Extrait de page
= = = = = = =

Sur les photos proposées par l’éditeur, Franck Mignot a l’œil rieur. Il ne faut (évidemment) pas se fier à l’apathie du titre de ce premier roman. On est tout de suite prévenu : il ne dédicace son livre ni à son épouse bien-aimée, ni à X et Y, ses enfants chéris, mais « À la merde qui sent toujours, quoi qu’il arrive ». Compte-t-il suivre la voie ouverte, en 2011 chez le même éditeur, par Thomas Hairmont qui avait commis un réjouissant (et également premier) roman, Le Coprophile ? Fausse piste aussi.
Son narrateur, qui se raconte à la première personne, décrit son quotidien ordinaire de père de jeunes enfants. Il vit en Bretagne, ne partage plus grand-chose avec sa femme. Il se contente d’acheter des croissants le dimanche, de comparer les avantages de la cafetière italienne et de la grosse cafetière électrique. Et il reluque les mères d’élèves qu’il croise à la sortie de l’école ou à la plage. Dont cette Parisienne, qui vient de s’installer dans la commune, avec mari et enfants. À la lecture d’un article sur le féminisme, il se sent proche de « tous ces hommes castrés qui ne baisaient pas ».

= = = = = = =

Relevé des données

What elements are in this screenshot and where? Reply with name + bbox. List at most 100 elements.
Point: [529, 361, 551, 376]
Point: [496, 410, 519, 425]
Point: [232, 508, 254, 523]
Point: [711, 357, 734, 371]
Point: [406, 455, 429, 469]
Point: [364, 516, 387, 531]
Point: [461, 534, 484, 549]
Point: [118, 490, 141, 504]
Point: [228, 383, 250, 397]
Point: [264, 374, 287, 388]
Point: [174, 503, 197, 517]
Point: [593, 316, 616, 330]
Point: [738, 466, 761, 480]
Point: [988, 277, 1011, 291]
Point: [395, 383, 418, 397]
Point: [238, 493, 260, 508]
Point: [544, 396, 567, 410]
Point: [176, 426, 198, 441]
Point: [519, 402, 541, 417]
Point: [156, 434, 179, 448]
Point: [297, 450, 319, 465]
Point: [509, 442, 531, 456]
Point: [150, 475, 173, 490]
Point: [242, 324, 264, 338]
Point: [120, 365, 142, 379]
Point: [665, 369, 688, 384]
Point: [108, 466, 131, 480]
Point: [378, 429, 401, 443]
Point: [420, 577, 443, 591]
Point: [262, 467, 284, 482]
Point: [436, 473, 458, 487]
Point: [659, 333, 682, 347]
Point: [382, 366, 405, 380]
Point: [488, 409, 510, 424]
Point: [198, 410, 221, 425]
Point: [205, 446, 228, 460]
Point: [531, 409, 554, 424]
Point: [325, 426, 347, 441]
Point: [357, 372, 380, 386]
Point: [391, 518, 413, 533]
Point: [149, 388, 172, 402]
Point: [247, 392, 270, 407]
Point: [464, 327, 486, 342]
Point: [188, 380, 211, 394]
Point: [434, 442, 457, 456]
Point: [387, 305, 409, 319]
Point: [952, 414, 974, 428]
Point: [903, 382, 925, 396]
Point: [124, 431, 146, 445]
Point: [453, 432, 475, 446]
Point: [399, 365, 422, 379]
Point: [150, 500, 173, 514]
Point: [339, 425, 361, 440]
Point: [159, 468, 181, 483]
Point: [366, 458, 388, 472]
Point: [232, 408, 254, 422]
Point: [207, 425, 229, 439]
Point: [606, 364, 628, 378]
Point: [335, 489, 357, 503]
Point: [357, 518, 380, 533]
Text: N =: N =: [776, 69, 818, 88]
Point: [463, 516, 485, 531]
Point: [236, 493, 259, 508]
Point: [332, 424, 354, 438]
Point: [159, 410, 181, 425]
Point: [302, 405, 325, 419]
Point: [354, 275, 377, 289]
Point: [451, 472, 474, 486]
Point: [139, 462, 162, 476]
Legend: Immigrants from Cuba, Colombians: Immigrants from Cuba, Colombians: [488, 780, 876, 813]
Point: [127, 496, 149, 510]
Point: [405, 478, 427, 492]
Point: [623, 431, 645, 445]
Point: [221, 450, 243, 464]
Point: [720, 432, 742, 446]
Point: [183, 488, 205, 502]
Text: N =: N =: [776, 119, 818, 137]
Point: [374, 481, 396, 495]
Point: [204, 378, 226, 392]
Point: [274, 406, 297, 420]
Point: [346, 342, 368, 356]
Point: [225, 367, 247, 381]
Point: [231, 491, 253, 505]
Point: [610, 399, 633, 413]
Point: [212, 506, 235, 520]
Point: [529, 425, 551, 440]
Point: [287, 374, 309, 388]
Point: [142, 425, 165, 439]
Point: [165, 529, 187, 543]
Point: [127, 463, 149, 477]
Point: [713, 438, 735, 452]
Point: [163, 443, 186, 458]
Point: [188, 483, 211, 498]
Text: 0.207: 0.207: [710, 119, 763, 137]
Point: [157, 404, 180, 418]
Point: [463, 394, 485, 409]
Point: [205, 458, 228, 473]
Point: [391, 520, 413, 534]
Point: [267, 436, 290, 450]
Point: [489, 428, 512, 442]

= = = = = = =

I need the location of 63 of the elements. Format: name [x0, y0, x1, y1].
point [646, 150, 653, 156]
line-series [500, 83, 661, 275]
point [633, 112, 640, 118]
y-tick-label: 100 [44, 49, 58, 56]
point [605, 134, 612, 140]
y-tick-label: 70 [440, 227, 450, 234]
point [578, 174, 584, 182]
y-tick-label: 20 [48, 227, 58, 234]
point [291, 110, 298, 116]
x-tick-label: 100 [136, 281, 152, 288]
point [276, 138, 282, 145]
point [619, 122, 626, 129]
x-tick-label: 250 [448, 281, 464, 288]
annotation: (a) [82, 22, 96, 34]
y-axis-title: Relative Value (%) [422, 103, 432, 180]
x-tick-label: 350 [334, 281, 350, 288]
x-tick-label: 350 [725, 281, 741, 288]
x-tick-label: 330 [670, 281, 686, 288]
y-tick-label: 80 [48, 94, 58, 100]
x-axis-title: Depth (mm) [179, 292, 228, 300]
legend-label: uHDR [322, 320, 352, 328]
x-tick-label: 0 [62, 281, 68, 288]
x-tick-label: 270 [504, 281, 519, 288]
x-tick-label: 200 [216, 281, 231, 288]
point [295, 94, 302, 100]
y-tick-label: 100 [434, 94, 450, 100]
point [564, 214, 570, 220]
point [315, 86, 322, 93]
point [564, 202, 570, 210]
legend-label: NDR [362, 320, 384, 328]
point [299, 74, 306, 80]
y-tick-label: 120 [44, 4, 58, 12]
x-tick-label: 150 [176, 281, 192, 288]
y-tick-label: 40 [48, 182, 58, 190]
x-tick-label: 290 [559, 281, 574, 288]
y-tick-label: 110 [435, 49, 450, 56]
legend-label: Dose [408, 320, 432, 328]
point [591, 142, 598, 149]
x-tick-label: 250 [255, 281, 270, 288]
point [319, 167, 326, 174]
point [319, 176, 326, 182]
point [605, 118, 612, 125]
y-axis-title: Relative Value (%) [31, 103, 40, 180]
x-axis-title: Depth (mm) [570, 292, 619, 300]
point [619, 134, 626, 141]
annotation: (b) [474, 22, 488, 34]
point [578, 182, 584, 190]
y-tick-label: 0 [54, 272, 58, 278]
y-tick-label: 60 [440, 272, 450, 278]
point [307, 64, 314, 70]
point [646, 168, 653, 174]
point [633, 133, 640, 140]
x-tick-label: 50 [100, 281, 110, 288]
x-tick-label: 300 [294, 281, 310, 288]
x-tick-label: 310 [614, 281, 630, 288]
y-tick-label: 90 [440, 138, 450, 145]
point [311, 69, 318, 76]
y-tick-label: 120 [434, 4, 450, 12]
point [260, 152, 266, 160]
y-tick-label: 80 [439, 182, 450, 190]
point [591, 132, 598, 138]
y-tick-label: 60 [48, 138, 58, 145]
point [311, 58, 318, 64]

= = = = = = =

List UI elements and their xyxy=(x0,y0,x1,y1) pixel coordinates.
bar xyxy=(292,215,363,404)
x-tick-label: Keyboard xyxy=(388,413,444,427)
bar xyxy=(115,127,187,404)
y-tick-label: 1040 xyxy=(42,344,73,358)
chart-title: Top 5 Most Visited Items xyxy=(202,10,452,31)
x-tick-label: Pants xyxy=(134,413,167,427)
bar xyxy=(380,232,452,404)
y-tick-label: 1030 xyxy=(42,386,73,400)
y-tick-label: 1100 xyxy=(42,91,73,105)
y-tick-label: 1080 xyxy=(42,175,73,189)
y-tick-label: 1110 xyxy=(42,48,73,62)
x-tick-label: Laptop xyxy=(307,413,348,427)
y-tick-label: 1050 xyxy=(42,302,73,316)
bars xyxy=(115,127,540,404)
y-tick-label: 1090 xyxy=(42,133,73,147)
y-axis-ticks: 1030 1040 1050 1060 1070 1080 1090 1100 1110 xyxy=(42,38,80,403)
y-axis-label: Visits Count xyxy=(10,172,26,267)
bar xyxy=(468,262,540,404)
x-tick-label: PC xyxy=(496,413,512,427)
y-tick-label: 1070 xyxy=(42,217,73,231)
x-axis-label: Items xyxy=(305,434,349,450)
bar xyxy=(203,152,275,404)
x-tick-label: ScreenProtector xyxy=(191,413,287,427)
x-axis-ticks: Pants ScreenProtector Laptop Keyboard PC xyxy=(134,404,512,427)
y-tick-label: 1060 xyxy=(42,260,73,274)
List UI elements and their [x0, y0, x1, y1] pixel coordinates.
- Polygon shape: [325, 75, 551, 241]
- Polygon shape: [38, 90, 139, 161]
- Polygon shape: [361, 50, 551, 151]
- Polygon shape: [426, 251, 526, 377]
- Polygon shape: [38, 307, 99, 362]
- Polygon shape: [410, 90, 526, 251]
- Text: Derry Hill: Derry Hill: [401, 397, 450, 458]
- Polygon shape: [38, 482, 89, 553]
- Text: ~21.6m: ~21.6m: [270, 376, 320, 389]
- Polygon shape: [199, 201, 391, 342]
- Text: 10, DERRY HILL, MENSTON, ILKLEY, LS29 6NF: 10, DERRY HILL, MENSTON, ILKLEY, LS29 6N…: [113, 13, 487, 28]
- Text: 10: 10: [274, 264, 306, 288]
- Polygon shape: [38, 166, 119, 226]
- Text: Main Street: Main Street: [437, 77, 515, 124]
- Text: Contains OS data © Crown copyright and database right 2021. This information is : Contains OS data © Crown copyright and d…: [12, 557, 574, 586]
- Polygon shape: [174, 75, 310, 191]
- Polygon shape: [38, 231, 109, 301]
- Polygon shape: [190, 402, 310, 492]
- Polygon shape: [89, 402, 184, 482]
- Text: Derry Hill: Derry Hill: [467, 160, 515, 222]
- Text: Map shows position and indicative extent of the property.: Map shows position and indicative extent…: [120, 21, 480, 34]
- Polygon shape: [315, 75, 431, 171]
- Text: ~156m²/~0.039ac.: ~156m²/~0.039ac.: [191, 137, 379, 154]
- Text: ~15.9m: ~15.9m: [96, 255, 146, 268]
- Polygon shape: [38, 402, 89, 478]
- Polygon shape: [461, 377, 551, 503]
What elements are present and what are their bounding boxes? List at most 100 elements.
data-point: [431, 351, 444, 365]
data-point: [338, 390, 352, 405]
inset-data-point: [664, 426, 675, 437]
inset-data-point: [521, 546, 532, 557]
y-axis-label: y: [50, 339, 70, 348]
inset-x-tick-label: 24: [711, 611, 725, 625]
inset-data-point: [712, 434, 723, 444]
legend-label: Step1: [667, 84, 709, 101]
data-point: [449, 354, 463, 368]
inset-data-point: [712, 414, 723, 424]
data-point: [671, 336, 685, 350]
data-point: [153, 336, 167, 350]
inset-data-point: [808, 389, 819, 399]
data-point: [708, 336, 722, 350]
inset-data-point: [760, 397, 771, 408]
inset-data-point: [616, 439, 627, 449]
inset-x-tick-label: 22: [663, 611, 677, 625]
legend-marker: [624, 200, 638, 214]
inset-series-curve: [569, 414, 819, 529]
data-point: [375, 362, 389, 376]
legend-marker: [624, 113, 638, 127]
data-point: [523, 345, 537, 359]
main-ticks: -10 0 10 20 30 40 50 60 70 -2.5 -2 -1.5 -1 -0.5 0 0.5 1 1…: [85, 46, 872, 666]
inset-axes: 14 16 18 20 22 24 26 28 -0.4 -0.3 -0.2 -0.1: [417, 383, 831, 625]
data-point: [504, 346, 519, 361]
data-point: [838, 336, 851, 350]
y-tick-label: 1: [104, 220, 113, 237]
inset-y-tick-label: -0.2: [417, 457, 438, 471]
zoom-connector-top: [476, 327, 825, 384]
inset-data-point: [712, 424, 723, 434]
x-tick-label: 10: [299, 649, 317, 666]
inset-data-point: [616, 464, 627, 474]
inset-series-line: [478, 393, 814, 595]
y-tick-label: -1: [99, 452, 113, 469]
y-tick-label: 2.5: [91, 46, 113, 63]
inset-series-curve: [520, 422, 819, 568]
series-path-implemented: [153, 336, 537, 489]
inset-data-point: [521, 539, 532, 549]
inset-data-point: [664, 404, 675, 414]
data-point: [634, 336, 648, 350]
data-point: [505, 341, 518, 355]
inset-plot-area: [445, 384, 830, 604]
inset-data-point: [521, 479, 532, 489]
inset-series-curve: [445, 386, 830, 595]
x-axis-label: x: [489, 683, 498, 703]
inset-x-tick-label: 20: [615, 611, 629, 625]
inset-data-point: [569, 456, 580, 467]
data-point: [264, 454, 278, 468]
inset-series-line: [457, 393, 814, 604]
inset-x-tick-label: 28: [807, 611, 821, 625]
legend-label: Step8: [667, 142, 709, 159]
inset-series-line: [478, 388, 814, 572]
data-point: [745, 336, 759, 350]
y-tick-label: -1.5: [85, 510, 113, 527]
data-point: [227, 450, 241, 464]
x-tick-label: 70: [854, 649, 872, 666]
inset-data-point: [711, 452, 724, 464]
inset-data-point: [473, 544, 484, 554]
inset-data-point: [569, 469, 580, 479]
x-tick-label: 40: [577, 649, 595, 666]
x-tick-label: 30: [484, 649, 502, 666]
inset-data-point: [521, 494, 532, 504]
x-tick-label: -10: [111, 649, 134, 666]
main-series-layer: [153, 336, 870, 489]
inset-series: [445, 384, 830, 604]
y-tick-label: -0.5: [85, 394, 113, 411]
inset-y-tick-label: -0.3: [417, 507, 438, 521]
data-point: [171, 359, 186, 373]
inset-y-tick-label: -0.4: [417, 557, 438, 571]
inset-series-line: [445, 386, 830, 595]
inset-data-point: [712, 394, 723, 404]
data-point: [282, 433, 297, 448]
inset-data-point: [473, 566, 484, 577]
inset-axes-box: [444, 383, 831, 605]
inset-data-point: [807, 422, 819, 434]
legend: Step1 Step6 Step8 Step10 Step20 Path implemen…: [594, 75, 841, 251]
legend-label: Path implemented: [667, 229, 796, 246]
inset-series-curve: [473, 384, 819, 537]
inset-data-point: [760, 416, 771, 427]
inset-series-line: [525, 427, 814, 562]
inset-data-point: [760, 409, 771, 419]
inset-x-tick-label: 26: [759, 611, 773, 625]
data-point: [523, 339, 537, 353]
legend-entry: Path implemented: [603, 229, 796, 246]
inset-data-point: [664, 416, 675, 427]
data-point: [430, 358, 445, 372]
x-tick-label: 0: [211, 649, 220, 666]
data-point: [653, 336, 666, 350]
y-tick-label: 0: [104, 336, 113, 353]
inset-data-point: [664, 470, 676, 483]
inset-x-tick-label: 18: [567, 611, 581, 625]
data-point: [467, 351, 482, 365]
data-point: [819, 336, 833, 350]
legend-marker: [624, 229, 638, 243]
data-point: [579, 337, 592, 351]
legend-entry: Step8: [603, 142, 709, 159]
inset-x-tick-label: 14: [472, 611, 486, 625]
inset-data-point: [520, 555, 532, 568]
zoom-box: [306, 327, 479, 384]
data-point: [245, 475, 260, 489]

= = = = = = =

Énoncé
Actualisez un passage de l'extrait en le réécrivant depuis les mots « Sur les photos » jusqu'aux mots « Fausse piste aussi. » inclus, et remplacez « roman » par « récit ». Les enregistrements ne sont d'aucune utilité ici.

Solution détaillée
Sur les photos proposées par l’éditeur, Franck Mignot a l’œil rieur. Il ne faut (évidemment) pas se fier à l’apathie du titre de ce premier récit. On est tout de suite prévenu : il ne dédicace son livre ni à son épouse bien-aimée, ni à X et Y, ses enfants chéris, mais « À la merde qui sent toujours, quoi qu’il arrive ». Compte-t-il suivre la voie ouverte, en 2011 chez le même éditeur, par Thomas Hairmont qui avait commis un réjouissant (et également premier) récit, Le Coprophile ? Fausse piste aussi.